>> START Provided entries

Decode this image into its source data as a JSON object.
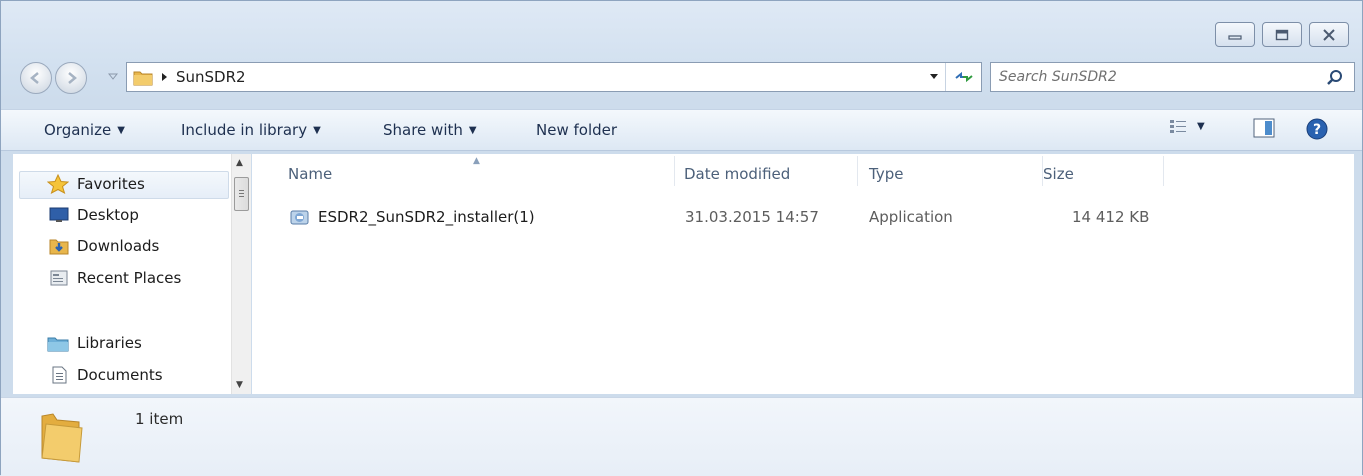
{
  "window": {
    "controls": [
      "minimize",
      "maximize",
      "close"
    ]
  },
  "address_bar": {
    "path": "SunSDR2",
    "search_placeholder": "Search SunSDR2"
  },
  "toolbar": {
    "organize": "Organize",
    "include_in_library": "Include in library",
    "share_with": "Share with",
    "new_folder": "New folder"
  },
  "navigation": {
    "favorites_label": "Favorites",
    "favorites": [
      {
        "label": "Desktop",
        "icon": "desktop-icon"
      },
      {
        "label": "Downloads",
        "icon": "downloads-icon"
      },
      {
        "label": "Recent Places",
        "icon": "recent-places-icon"
      }
    ],
    "libraries_label": "Libraries",
    "libraries": [
      {
        "label": "Documents",
        "icon": "documents-icon"
      }
    ]
  },
  "file_list": {
    "columns": [
      "Name",
      "Date modified",
      "Type",
      "Size"
    ],
    "rows": [
      {
        "name": "ESDR2_SunSDR2_installer(1)",
        "date_modified": "31.03.2015 14:57",
        "type": "Application",
        "size": "14 412 KB"
      }
    ]
  },
  "details_pane": {
    "item_count": "1 item"
  },
  "colors": {
    "accent": "#1e3050",
    "window_frame": "#dbe6f2",
    "folder": "#e8b64c"
  }
}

>> END Provided entries

Your task is to reproduce all of the material exactly. The pictures stay out.

Solution:
Decode this image into its source data as a JSON object.
{
  "window": {
    "controls": [
      "minimize",
      "maximize",
      "close"
    ]
  },
  "address_bar": {
    "path": "SunSDR2",
    "search_placeholder": "Search SunSDR2"
  },
  "toolbar": {
    "organize": "Organize",
    "include_in_library": "Include in library",
    "share_with": "Share with",
    "new_folder": "New folder"
  },
  "navigation": {
    "favorites_label": "Favorites",
    "favorites": [
      {
        "label": "Desktop",
        "icon": "desktop-icon"
      },
      {
        "label": "Downloads",
        "icon": "downloads-icon"
      },
      {
        "label": "Recent Places",
        "icon": "recent-places-icon"
      }
    ],
    "libraries_label": "Libraries",
    "libraries": [
      {
        "label": "Documents",
        "icon": "documents-icon"
      }
    ]
  },
  "file_list": {
    "columns": [
      "Name",
      "Date modified",
      "Type",
      "Size"
    ],
    "rows": [
      {
        "name": "ESDR2_SunSDR2_installer(1)",
        "date_modified": "31.03.2015 14:57",
        "type": "Application",
        "size": "14 412 KB"
      }
    ]
  },
  "details_pane": {
    "item_count": "1 item"
  },
  "colors": {
    "accent": "#1e3050",
    "window_frame": "#dbe6f2",
    "folder": "#e8b64c"
  }
}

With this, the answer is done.